#### Input for this task:
== == ==
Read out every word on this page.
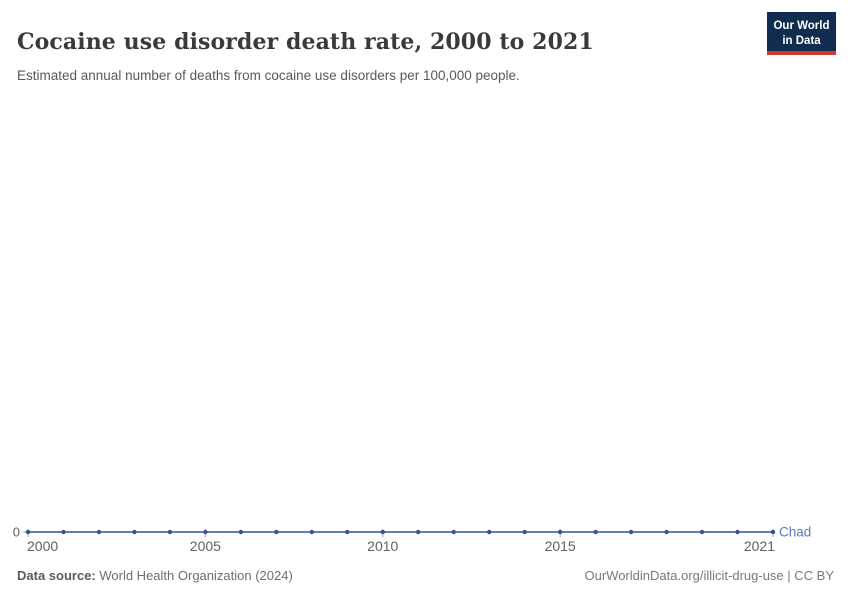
Cocaine use disorder death rate, 2000 to 2021

Estimated annual number of deaths from cocaine use disorders per 100,000 people.

Our World
in Data
2000	2005	2010	2015	2021
0	Chad
Data source: World Health Organization (2024)	OurWorldinData.org/illicit-drug-use | CC BY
== == ==
#### Exercise goal:
Copy the listing over exactly, skipping the pictures it holds.

#### Exercise response:
Read out every word on this page.
Cocaine use disorder death rate, 2000 to 2021

Estimated annual number of deaths from cocaine use disorders per 100,000 people.

Our World
in Data
2000	2005	2010	2015	2021
0	Chad
Data source: World Health Organization (2024)	OurWorldinData.org/illicit-drug-use | CC BY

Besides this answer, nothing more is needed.